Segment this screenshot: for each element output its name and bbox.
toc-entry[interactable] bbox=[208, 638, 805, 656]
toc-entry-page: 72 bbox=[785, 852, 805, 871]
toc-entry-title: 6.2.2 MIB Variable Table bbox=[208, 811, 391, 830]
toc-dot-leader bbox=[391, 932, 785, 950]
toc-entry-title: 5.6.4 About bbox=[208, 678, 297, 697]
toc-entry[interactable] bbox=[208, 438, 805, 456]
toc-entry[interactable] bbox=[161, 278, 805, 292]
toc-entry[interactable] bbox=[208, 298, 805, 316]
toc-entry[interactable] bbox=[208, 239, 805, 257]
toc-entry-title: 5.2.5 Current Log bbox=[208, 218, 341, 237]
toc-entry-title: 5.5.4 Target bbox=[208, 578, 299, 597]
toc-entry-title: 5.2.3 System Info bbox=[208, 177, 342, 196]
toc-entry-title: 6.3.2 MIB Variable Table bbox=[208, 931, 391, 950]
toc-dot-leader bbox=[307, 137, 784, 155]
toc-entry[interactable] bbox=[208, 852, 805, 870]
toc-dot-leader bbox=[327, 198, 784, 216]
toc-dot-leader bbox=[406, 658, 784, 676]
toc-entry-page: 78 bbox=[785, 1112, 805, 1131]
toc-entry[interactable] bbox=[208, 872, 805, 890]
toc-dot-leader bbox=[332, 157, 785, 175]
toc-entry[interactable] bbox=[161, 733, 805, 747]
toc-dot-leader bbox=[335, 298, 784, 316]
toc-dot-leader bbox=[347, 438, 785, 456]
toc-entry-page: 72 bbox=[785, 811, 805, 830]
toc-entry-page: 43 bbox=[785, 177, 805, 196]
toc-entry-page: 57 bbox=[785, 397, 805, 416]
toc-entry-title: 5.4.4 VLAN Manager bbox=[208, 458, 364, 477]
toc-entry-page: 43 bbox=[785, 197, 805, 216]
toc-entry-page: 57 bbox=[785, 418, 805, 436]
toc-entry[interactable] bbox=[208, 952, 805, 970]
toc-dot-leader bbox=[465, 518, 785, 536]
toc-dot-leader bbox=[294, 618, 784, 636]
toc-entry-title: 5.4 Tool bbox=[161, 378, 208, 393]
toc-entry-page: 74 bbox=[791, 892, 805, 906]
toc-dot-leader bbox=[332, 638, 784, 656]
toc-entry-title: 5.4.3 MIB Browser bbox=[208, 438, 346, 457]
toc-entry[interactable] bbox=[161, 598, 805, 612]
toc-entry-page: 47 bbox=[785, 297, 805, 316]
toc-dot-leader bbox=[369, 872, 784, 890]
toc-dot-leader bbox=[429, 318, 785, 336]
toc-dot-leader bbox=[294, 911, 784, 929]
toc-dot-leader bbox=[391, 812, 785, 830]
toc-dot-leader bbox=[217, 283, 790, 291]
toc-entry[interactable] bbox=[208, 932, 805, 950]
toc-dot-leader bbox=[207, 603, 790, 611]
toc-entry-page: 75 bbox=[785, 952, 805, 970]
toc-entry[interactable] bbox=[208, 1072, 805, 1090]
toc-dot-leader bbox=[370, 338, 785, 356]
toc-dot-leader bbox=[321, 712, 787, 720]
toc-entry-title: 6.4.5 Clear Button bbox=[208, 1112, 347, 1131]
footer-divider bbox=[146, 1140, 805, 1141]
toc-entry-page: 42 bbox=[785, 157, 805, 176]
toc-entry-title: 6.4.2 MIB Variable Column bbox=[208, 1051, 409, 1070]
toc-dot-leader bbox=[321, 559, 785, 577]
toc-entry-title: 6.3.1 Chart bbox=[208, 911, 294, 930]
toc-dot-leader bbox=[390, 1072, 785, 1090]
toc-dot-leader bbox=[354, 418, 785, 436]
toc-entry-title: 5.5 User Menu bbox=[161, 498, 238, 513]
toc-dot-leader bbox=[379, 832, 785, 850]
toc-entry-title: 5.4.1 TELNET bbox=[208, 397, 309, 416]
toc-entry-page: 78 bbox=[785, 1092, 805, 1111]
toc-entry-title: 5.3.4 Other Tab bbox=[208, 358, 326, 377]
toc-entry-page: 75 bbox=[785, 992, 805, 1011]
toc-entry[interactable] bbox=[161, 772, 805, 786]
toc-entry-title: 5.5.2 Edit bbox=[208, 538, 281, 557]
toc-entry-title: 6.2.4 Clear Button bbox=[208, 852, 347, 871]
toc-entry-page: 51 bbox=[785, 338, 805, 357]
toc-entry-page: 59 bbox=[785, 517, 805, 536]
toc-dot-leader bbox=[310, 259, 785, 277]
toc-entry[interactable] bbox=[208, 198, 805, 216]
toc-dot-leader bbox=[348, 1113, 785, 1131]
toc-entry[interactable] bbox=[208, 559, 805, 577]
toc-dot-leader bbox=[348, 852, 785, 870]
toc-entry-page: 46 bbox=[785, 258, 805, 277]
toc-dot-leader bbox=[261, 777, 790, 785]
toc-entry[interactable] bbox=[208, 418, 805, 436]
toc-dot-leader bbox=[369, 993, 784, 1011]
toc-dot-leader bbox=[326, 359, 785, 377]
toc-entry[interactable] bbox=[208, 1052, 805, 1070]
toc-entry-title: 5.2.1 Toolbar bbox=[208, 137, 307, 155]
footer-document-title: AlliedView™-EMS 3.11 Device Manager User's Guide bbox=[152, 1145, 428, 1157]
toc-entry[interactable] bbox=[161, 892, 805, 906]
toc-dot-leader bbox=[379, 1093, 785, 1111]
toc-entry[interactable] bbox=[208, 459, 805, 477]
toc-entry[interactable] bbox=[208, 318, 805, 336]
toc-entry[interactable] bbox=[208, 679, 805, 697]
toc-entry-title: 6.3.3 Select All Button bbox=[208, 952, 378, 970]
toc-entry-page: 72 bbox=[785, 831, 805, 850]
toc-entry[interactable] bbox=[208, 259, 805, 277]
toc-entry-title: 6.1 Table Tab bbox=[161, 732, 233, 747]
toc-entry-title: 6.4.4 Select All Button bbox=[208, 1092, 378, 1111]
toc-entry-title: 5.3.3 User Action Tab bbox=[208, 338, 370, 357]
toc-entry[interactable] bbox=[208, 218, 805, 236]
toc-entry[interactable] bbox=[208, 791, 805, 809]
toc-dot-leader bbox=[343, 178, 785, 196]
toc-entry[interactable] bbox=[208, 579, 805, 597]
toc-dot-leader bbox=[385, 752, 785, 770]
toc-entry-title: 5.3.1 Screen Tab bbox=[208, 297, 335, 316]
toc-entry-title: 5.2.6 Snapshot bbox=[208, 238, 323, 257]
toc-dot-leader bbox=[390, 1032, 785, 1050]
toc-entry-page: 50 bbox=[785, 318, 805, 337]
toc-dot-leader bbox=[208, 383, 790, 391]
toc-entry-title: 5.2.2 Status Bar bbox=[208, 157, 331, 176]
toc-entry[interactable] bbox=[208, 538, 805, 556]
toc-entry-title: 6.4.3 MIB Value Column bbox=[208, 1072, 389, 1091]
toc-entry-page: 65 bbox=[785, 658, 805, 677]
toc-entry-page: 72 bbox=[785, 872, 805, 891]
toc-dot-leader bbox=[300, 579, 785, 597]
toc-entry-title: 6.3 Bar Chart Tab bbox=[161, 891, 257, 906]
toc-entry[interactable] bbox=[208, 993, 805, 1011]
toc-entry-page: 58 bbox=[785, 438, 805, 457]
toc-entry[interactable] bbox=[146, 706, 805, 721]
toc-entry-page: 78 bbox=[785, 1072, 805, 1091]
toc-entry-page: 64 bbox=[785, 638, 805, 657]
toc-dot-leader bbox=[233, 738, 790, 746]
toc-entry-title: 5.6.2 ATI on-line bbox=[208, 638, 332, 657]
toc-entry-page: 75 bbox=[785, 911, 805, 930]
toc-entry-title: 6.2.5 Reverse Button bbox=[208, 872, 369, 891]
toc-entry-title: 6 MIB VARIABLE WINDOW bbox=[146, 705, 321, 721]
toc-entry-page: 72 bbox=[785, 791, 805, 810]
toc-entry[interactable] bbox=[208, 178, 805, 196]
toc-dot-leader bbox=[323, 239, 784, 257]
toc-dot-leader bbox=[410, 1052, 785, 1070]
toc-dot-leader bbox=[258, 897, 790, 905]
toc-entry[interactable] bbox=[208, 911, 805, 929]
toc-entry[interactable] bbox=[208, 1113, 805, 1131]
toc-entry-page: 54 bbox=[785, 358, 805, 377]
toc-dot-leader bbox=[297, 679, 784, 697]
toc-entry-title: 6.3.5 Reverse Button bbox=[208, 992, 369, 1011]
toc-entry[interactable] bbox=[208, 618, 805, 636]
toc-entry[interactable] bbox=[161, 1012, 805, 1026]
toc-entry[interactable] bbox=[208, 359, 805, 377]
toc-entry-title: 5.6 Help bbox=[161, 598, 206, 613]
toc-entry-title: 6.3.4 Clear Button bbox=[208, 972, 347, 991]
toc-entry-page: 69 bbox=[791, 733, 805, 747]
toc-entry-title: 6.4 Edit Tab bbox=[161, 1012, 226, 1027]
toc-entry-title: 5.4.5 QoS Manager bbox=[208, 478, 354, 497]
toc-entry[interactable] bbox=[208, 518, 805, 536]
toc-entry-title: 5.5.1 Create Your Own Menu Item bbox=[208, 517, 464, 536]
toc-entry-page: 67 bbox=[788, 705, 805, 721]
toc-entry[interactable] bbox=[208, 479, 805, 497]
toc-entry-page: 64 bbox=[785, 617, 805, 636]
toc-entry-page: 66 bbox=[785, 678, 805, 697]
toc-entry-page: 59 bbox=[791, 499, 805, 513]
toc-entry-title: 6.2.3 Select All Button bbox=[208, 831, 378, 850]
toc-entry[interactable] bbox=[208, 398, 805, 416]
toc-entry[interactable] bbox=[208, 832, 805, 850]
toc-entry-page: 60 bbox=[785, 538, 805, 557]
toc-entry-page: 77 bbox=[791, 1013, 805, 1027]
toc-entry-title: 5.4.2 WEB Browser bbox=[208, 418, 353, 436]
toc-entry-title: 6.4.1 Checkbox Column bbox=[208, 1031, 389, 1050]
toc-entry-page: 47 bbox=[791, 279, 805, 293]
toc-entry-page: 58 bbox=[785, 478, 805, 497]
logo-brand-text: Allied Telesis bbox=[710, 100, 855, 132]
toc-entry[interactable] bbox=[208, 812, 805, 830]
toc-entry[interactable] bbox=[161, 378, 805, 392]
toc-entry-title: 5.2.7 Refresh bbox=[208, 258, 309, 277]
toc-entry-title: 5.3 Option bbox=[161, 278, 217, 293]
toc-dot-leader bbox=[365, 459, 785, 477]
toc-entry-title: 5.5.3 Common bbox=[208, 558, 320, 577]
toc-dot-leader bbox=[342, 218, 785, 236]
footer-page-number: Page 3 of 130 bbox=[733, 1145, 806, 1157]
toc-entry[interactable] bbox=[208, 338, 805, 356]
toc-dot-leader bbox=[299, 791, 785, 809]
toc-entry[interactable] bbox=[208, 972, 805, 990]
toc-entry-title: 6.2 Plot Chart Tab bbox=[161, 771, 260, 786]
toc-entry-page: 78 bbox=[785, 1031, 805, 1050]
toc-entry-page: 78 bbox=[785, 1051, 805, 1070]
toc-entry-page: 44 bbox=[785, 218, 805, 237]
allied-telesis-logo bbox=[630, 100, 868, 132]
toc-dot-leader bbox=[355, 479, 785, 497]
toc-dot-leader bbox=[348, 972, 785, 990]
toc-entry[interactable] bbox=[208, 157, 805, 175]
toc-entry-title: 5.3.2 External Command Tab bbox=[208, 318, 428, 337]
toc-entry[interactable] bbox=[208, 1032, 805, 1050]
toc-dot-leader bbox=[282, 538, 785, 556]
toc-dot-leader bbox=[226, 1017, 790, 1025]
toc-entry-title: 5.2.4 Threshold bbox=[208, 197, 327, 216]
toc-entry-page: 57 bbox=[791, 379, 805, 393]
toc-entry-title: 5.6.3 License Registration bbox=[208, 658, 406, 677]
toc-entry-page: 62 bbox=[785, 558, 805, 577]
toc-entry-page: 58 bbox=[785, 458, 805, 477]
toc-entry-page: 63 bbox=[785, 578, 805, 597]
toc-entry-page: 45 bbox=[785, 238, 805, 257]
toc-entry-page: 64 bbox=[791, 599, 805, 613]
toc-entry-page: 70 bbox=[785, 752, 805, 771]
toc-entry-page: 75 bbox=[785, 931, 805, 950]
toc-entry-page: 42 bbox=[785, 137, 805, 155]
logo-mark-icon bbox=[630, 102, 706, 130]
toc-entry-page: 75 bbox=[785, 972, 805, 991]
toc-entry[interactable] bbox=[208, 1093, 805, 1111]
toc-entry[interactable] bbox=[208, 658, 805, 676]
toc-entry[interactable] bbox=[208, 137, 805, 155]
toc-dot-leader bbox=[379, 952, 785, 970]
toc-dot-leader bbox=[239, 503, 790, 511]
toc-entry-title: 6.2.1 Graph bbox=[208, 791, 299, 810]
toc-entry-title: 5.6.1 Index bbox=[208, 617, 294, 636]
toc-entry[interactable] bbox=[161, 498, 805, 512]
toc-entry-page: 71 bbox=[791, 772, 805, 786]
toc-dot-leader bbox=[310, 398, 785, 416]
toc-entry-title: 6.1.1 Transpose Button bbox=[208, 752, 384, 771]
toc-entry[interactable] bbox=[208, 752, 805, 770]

+--

* _WORK INSTRUCTIONS_: Please quote the lines from the start of the records through the line that contains "toc-dot-leader bbox=[332, 638, 784, 656]", both ends included, and quote only those lines.

* _TASK OUTPUT_:
Segment this screenshot: for each element output its name and bbox.
toc-entry[interactable] bbox=[208, 638, 805, 656]
toc-entry-page: 72 bbox=[785, 852, 805, 871]
toc-entry-title: 6.2.2 MIB Variable Table bbox=[208, 811, 391, 830]
toc-dot-leader bbox=[391, 932, 785, 950]
toc-entry-title: 5.6.4 About bbox=[208, 678, 297, 697]
toc-entry[interactable] bbox=[208, 438, 805, 456]
toc-entry[interactable] bbox=[161, 278, 805, 292]
toc-entry[interactable] bbox=[208, 298, 805, 316]
toc-entry[interactable] bbox=[208, 239, 805, 257]
toc-entry-title: 5.2.5 Current Log bbox=[208, 218, 341, 237]
toc-entry-title: 5.5.4 Target bbox=[208, 578, 299, 597]
toc-entry-title: 5.2.3 System Info bbox=[208, 177, 342, 196]
toc-entry-title: 6.3.2 MIB Variable Table bbox=[208, 931, 391, 950]
toc-dot-leader bbox=[307, 137, 784, 155]
toc-entry[interactable] bbox=[208, 852, 805, 870]
toc-dot-leader bbox=[327, 198, 784, 216]
toc-dot-leader bbox=[406, 658, 784, 676]
toc-entry-page: 78 bbox=[785, 1112, 805, 1131]
toc-entry[interactable] bbox=[208, 872, 805, 890]
toc-dot-leader bbox=[332, 157, 785, 175]
toc-entry[interactable] bbox=[161, 733, 805, 747]
toc-dot-leader bbox=[335, 298, 784, 316]
toc-dot-leader bbox=[347, 438, 785, 456]
toc-entry-page: 72 bbox=[785, 811, 805, 830]
toc-entry-page: 43 bbox=[785, 177, 805, 196]
toc-entry-page: 57 bbox=[785, 397, 805, 416]
toc-entry-title: 5.4.4 VLAN Manager bbox=[208, 458, 364, 477]
toc-entry-page: 43 bbox=[785, 197, 805, 216]
toc-entry-page: 57 bbox=[785, 418, 805, 436]
toc-entry[interactable] bbox=[208, 952, 805, 970]
toc-dot-leader bbox=[465, 518, 785, 536]
toc-dot-leader bbox=[294, 618, 784, 636]
toc-entry-title: 5.4 Tool bbox=[161, 378, 208, 393]
toc-entry-page: 74 bbox=[791, 892, 805, 906]
toc-dot-leader bbox=[332, 638, 784, 656]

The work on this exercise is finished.